LISTED ENTRIES:
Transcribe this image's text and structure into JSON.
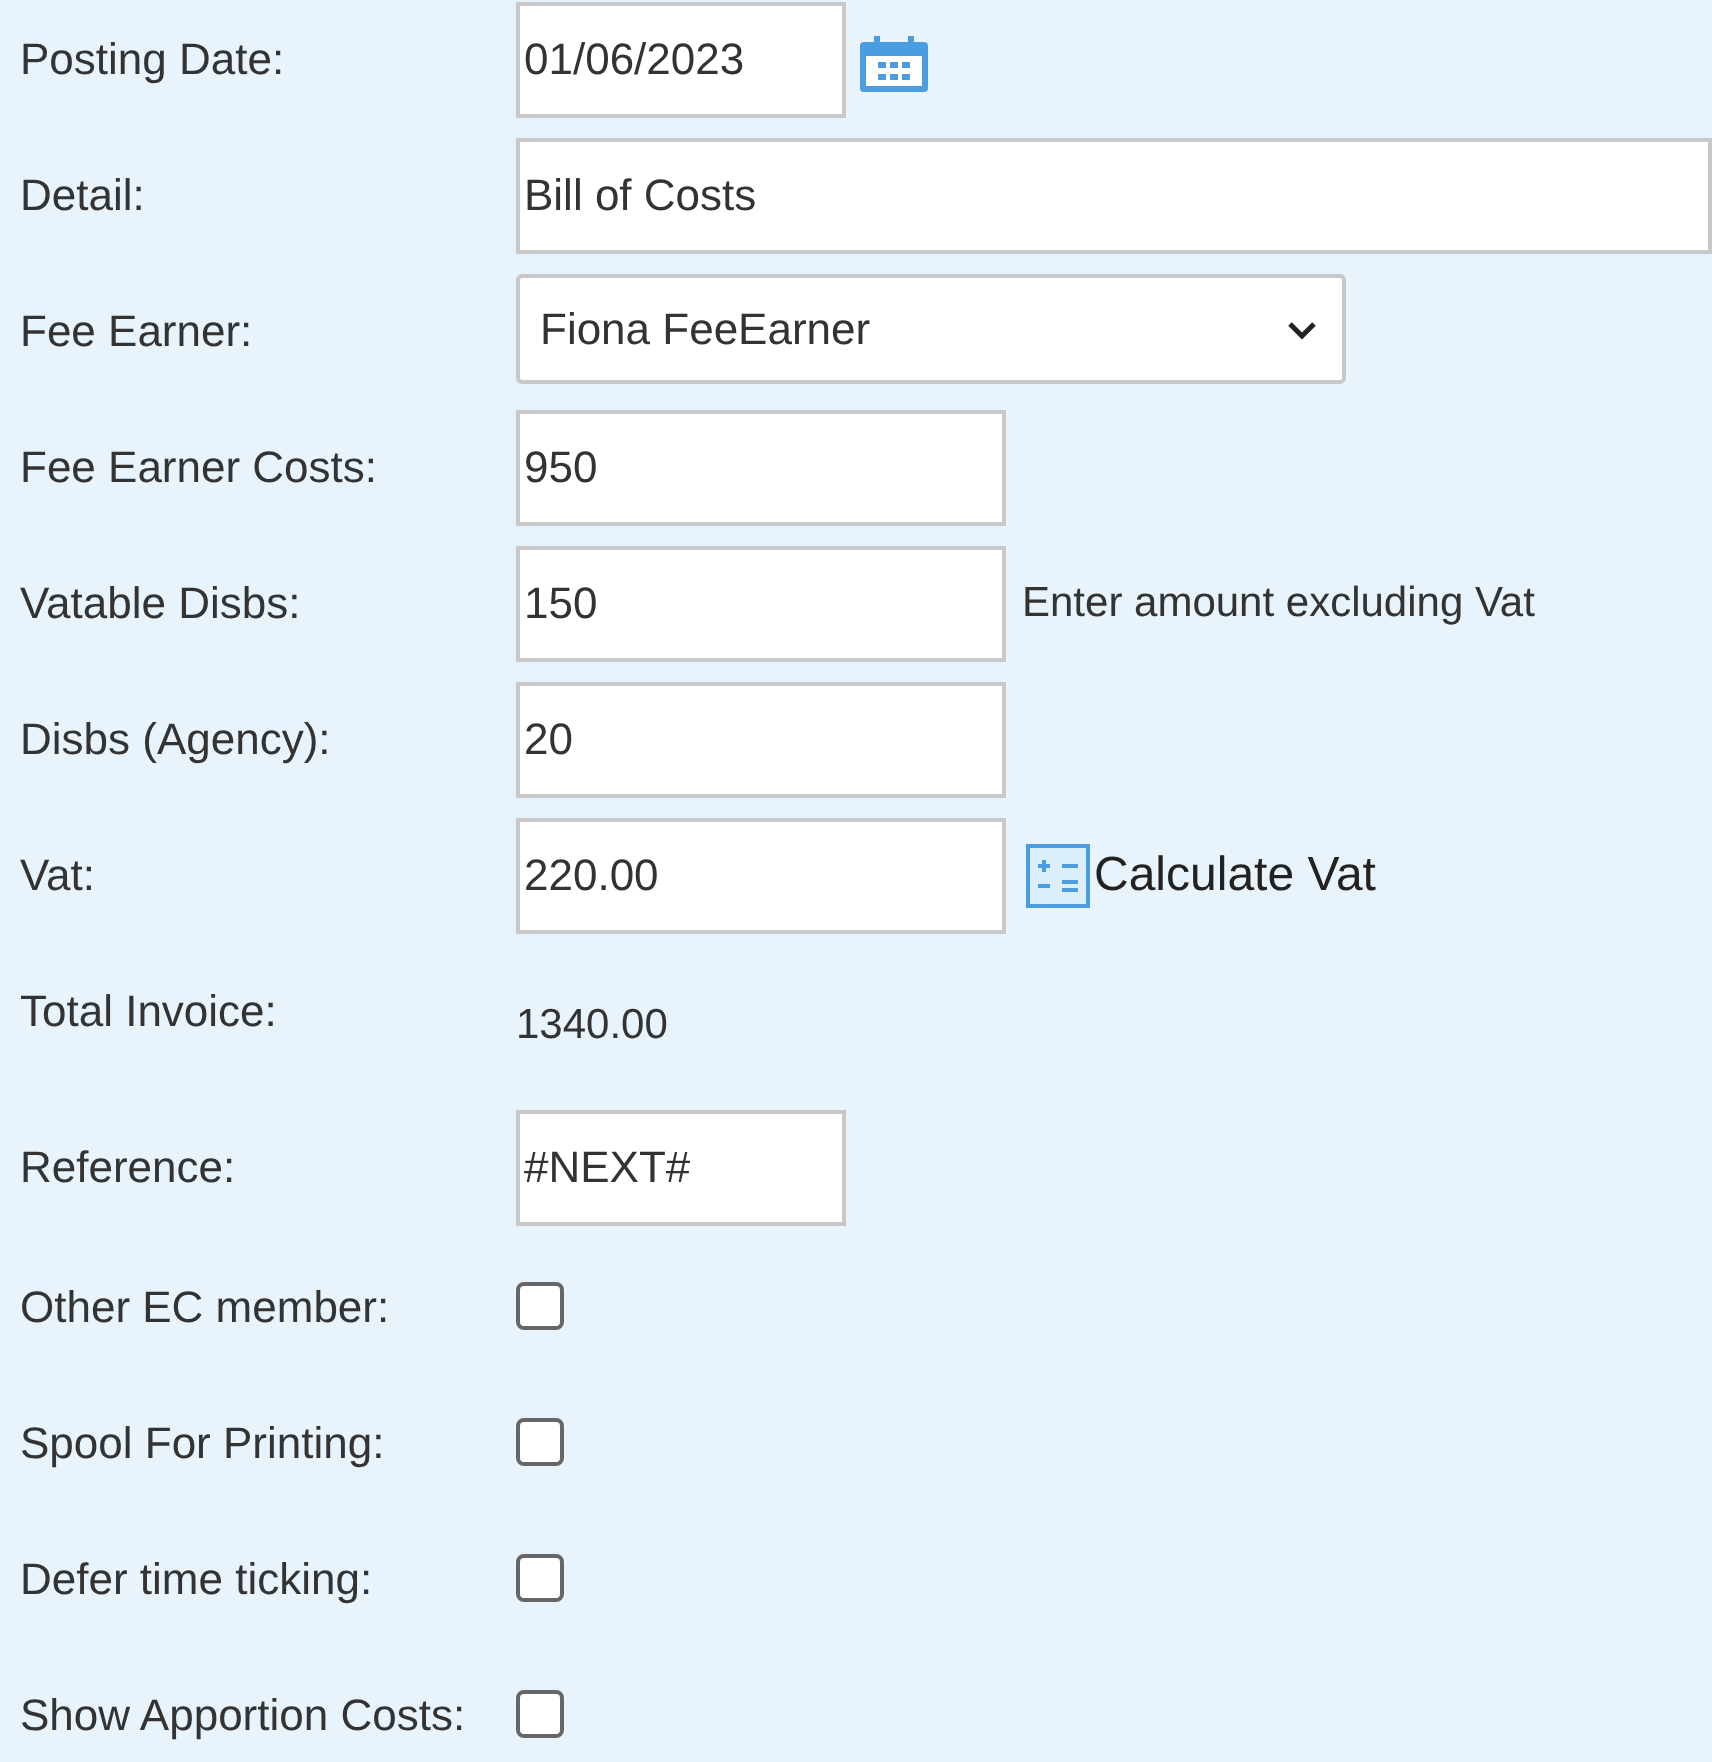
{
  "fields": [
    {
      "kind": "date",
      "label": "Posting Date:",
      "value": "01/06/2023"
    },
    {
      "kind": "wide",
      "label": "Detail:",
      "value": "Bill of Costs"
    },
    {
      "kind": "select",
      "label": "Fee Earner:",
      "value": "Fiona FeeEarner"
    },
    {
      "kind": "text",
      "label": "Fee Earner Costs:",
      "value": "950"
    },
    {
      "kind": "text",
      "label": "Vatable Disbs:",
      "value": "150",
      "hint": "Enter amount excluding Vat"
    },
    {
      "kind": "text",
      "label": "Disbs (Agency):",
      "value": "20"
    },
    {
      "kind": "calc",
      "label": "Vat:",
      "value": "220.00",
      "action": "Calculate Vat"
    },
    {
      "kind": "static",
      "label": "Total Invoice:",
      "value": "1340.00"
    },
    {
      "kind": "short",
      "label": "Reference:",
      "value": "#NEXT#"
    },
    {
      "kind": "checkbox",
      "label": "Other EC member:",
      "checked": false
    },
    {
      "kind": "checkbox",
      "label": "Spool For Printing:",
      "checked": false
    },
    {
      "kind": "checkbox",
      "label": "Defer time ticking:",
      "checked": false
    },
    {
      "kind": "checkbox",
      "label": "Show Apportion Costs:",
      "checked": false
    }
  ]
}
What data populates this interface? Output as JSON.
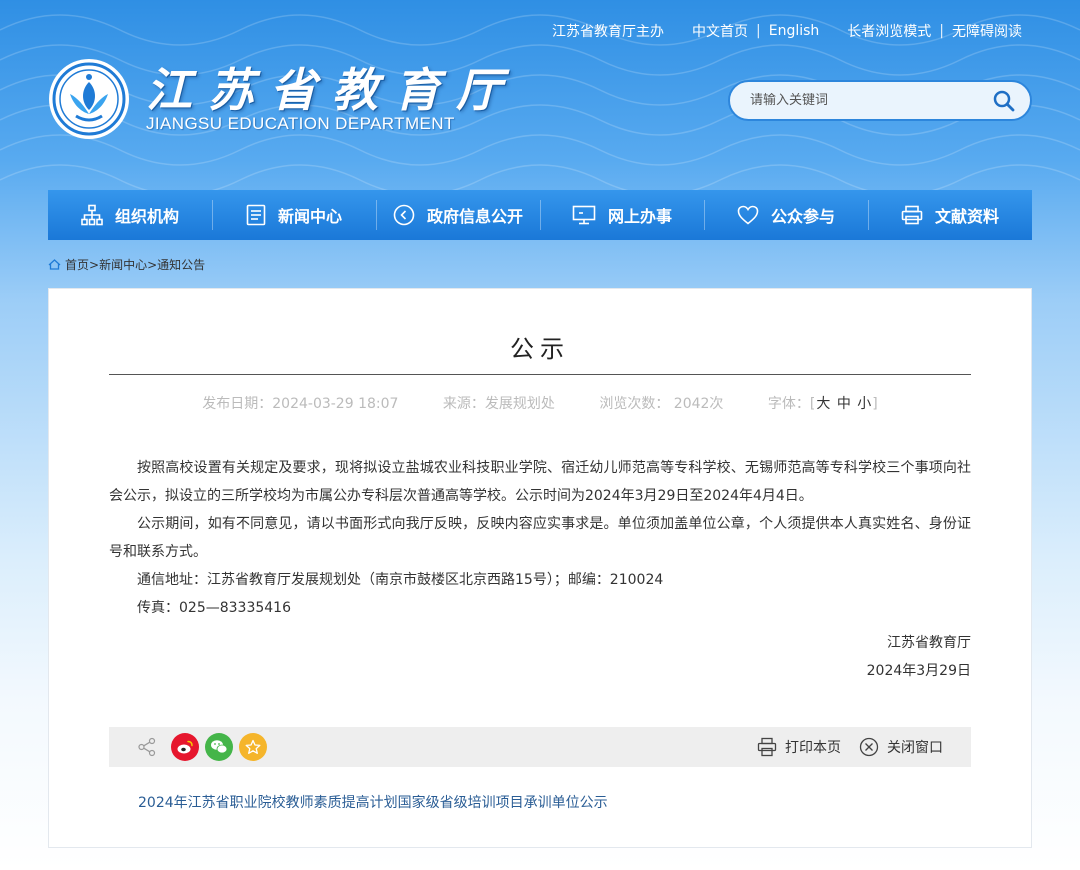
{
  "header": {
    "top_links": {
      "organizer": "江苏省教育厅主办",
      "chinese_home": "中文首页",
      "english": "English",
      "elder_mode": "长者浏览模式",
      "accessible": "无障碍阅读"
    },
    "logo_cn": "江苏省教育厅",
    "logo_en": "JIANGSU EDUCATION DEPARTMENT",
    "search_placeholder": "请输入关键词"
  },
  "nav": [
    {
      "label": "组织机构",
      "icon": "org-chart-icon"
    },
    {
      "label": "新闻中心",
      "icon": "document-icon"
    },
    {
      "label": "政府信息公开",
      "icon": "play-circle-icon"
    },
    {
      "label": "网上办事",
      "icon": "monitor-icon"
    },
    {
      "label": "公众参与",
      "icon": "heart-icon"
    },
    {
      "label": "文献资料",
      "icon": "printer-icon"
    }
  ],
  "breadcrumb": {
    "home": "首页",
    "sep": ">",
    "section": "新闻中心",
    "current": "通知公告"
  },
  "article": {
    "title": "公示",
    "publish_date": "发布日期：2024-03-29 18:07",
    "source": "来源：发展规划处",
    "views": "浏览次数：  2042次",
    "font_label": "字体：[",
    "font_large": "大",
    "font_medium": "中",
    "font_small": "小",
    "font_close": "]",
    "paragraphs": [
      "按照高校设置有关规定及要求，现将拟设立盐城农业科技职业学院、宿迁幼儿师范高等专科学校、无锡师范高等专科学校三个事项向社会公示，拟设立的三所学校均为市属公办专科层次普通高等学校。公示时间为2024年3月29日至2024年4月4日。",
      "公示期间，如有不同意见，请以书面形式向我厅反映，反映内容应实事求是。单位须加盖单位公章，个人须提供本人真实姓名、身份证号和联系方式。",
      "通信地址：江苏省教育厅发展规划处（南京市鼓楼区北京西路15号）；邮编：210024",
      "传真：025—83335416"
    ],
    "signature": "江苏省教育厅",
    "sign_date": "2024年3月29日"
  },
  "share": {
    "print": "打印本页",
    "close": "关闭窗口"
  },
  "related": {
    "link_text": "2024年江苏省职业院校教师素质提高计划国家级省级培训项目承训单位公示"
  },
  "colors": {
    "nav_blue": "#1a78d8",
    "weibo": "#e6162d",
    "wechat": "#44b549",
    "favorite": "#f5b52b"
  }
}
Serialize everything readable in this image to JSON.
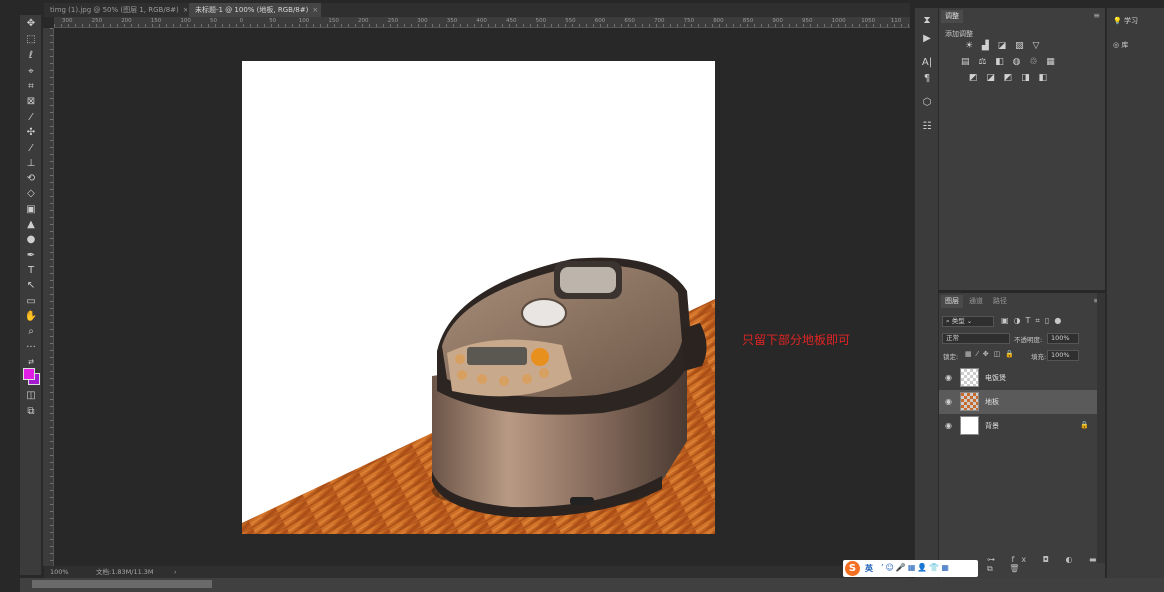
{
  "tabs": [
    {
      "label": "timg (1).jpg @ 50% (图层 1, RGB/8#)",
      "close": "×"
    },
    {
      "label": "未标题-1 @ 100% (地板, RGB/8#)",
      "close": "×"
    }
  ],
  "ruler_ticks": [
    "300",
    "250",
    "200",
    "150",
    "100",
    "50",
    "0",
    "50",
    "100",
    "150",
    "200",
    "250",
    "300",
    "350",
    "400",
    "450",
    "500",
    "550",
    "600",
    "650",
    "700",
    "750",
    "800",
    "850",
    "900",
    "950",
    "1000",
    "1050",
    "110"
  ],
  "canvas_note": "只留下部分地板即可",
  "status": {
    "zoom": "100%",
    "doc_info": "文档:1.83M/11.3M",
    "arrow": "›"
  },
  "adjustments_panel": {
    "tabs": [
      "调整"
    ],
    "add_label": "添加调整"
  },
  "layers_panel": {
    "tabs": [
      "图层",
      "通道",
      "路径"
    ],
    "filter_label": "类型",
    "blend_mode": "正常",
    "opacity_label": "不透明度:",
    "opacity_value": "100%",
    "lock_label": "锁定:",
    "fill_label": "填充:",
    "fill_value": "100%",
    "layers": [
      {
        "name": "电饭煲",
        "visible": true,
        "selected": false,
        "locked": false
      },
      {
        "name": "地板",
        "visible": true,
        "selected": true,
        "locked": false
      },
      {
        "name": "背景",
        "visible": true,
        "selected": false,
        "locked": true
      }
    ]
  },
  "right_panel": {
    "learn_label": "学习",
    "library_label": "库"
  },
  "ime": {
    "logo": "S",
    "lang": "英"
  },
  "colors": {
    "foreground": "#e01ee6",
    "background": "#a31bd1",
    "note": "#e02424",
    "accent": "#f36f21"
  }
}
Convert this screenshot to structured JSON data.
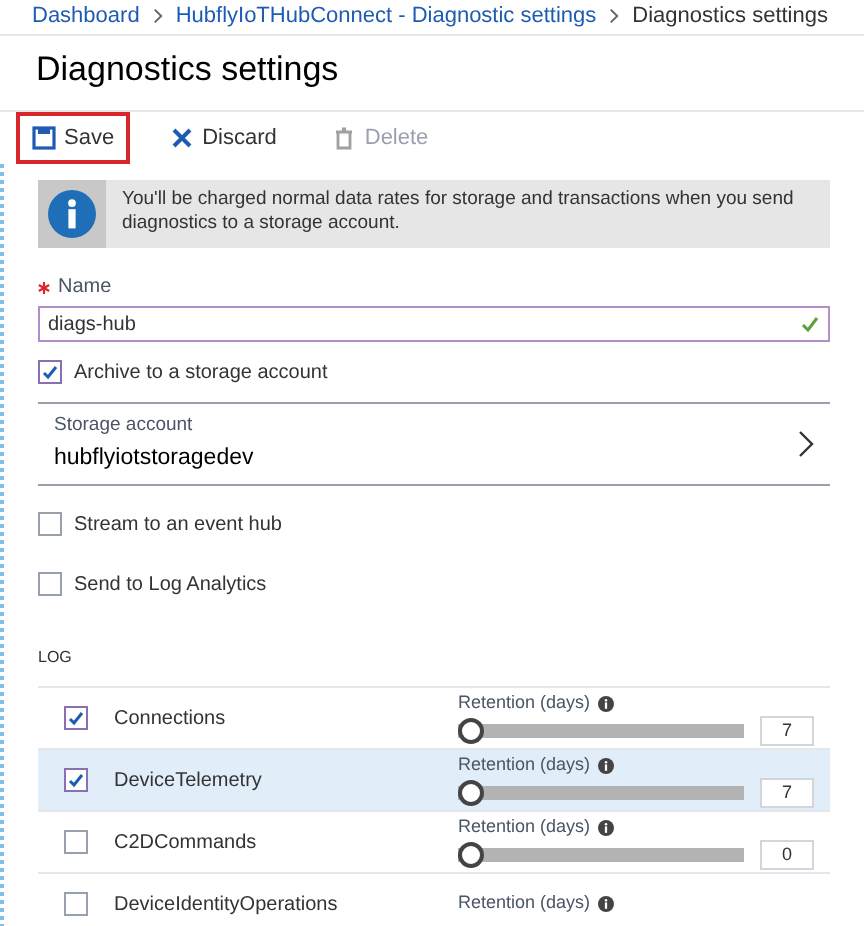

TASK BRIEF:
The material above holds pictures; copy everything else in it exactly.

OUTPUT FOR THIS TASK:
Transcribe this image's text and structure into JSON.
{
  "fields": [
    {
      "kind": "date",
      "label": "Posting Date:",
      "value": "01/06/2023"
    },
    {
      "kind": "wide",
      "label": "Detail:",
      "value": "Bill of Costs"
    },
    {
      "kind": "select",
      "label": "Fee Earner:",
      "value": "Fiona FeeEarner"
    },
    {
      "kind": "text",
      "label": "Fee Earner Costs:",
      "value": "950"
    },
    {
      "kind": "text",
      "label": "Vatable Disbs:",
      "value": "150",
      "hint": "Enter amount excluding Vat"
    },
    {
      "kind": "text",
      "label": "Disbs (Agency):",
      "value": "20"
    },
    {
      "kind": "calc",
      "label": "Vat:",
      "value": "220.00",
      "action": "Calculate Vat"
    },
    {
      "kind": "static",
      "label": "Total Invoice:",
      "value": "1340.00"
    },
    {
      "kind": "short",
      "label": "Reference:",
      "value": "#NEXT#"
    },
    {
      "kind": "checkbox",
      "label": "Other EC member:",
      "checked": false
    },
    {
      "kind": "checkbox",
      "label": "Spool For Printing:",
      "checked": false
    },
    {
      "kind": "checkbox",
      "label": "Defer time ticking:",
      "checked": false
    },
    {
      "kind": "checkbox",
      "label": "Show Apportion Costs:",
      "checked": false
    }
  ]
}
What data populates this interface? Output as JSON.
{
  "header": {
    "top_links": {
      "organizer": "江苏省教育厅主办",
      "chinese_home": "中文首页",
      "english": "English",
      "elder_mode": "长者浏览模式",
      "accessible": "无障碍阅读"
    },
    "logo_cn": "江苏省教育厅",
    "logo_en": "JIANGSU EDUCATION DEPARTMENT",
    "search_placeholder": "请输入关键词"
  },
  "nav": [
    {
      "label": "组织机构",
      "icon": "org-chart-icon"
    },
    {
      "label": "新闻中心",
      "icon": "document-icon"
    },
    {
      "label": "政府信息公开",
      "icon": "play-circle-icon"
    },
    {
      "label": "网上办事",
      "icon": "monitor-icon"
    },
    {
      "label": "公众参与",
      "icon": "heart-icon"
    },
    {
      "label": "文献资料",
      "icon": "printer-icon"
    }
  ],
  "breadcrumb": {
    "home": "首页",
    "sep": ">",
    "section": "新闻中心",
    "current": "通知公告"
  },
  "article": {
    "title": "公示",
    "publish_date": "发布日期：2024-03-29 18:07",
    "source": "来源：发展规划处",
    "views": "浏览次数：  2042次",
    "font_label": "字体：[",
    "font_large": "大",
    "font_medium": "中",
    "font_small": "小",
    "font_close": "]",
    "paragraphs": [
      "按照高校设置有关规定及要求，现将拟设立盐城农业科技职业学院、宿迁幼儿师范高等专科学校、无锡师范高等专科学校三个事项向社会公示，拟设立的三所学校均为市属公办专科层次普通高等学校。公示时间为2024年3月29日至2024年4月4日。",
      "公示期间，如有不同意见，请以书面形式向我厅反映，反映内容应实事求是。单位须加盖单位公章，个人须提供本人真实姓名、身份证号和联系方式。",
      "通信地址：江苏省教育厅发展规划处（南京市鼓楼区北京西路15号）；邮编：210024",
      "传真：025—83335416"
    ],
    "signature": "江苏省教育厅",
    "sign_date": "2024年3月29日"
  },
  "share": {
    "print": "打印本页",
    "close": "关闭窗口"
  },
  "related": {
    "link_text": "2024年江苏省职业院校教师素质提高计划国家级省级培训项目承训单位公示"
  },
  "colors": {
    "nav_blue": "#1a78d8",
    "weibo": "#e6162d",
    "wechat": "#44b549",
    "favorite": "#f5b52b"
  }
}
Serialize everything readable in this image to JSON.
{
  "tabs": [
    {
      "label": "timg (1).jpg @ 50% (图层 1, RGB/8#)",
      "close": "×"
    },
    {
      "label": "未标题-1 @ 100% (地板, RGB/8#)",
      "close": "×"
    }
  ],
  "ruler_ticks": [
    "300",
    "250",
    "200",
    "150",
    "100",
    "50",
    "0",
    "50",
    "100",
    "150",
    "200",
    "250",
    "300",
    "350",
    "400",
    "450",
    "500",
    "550",
    "600",
    "650",
    "700",
    "750",
    "800",
    "850",
    "900",
    "950",
    "1000",
    "1050",
    "110"
  ],
  "canvas_note": "只留下部分地板即可",
  "status": {
    "zoom": "100%",
    "doc_info": "文档:1.83M/11.3M",
    "arrow": "›"
  },
  "adjustments_panel": {
    "tabs": [
      "调整"
    ],
    "add_label": "添加调整"
  },
  "layers_panel": {
    "tabs": [
      "图层",
      "通道",
      "路径"
    ],
    "filter_label": "类型",
    "blend_mode": "正常",
    "opacity_label": "不透明度:",
    "opacity_value": "100%",
    "lock_label": "锁定:",
    "fill_label": "填充:",
    "fill_value": "100%",
    "layers": [
      {
        "name": "电饭煲",
        "visible": true,
        "selected": false,
        "locked": false
      },
      {
        "name": "地板",
        "visible": true,
        "selected": true,
        "locked": false
      },
      {
        "name": "背景",
        "visible": true,
        "selected": false,
        "locked": true
      }
    ]
  },
  "right_panel": {
    "learn_label": "学习",
    "library_label": "库"
  },
  "ime": {
    "logo": "S",
    "lang": "英"
  },
  "colors": {
    "foreground": "#e01ee6",
    "background": "#a31bd1",
    "note": "#e02424",
    "accent": "#f36f21"
  }
}
Convert this screenshot to structured JSON data.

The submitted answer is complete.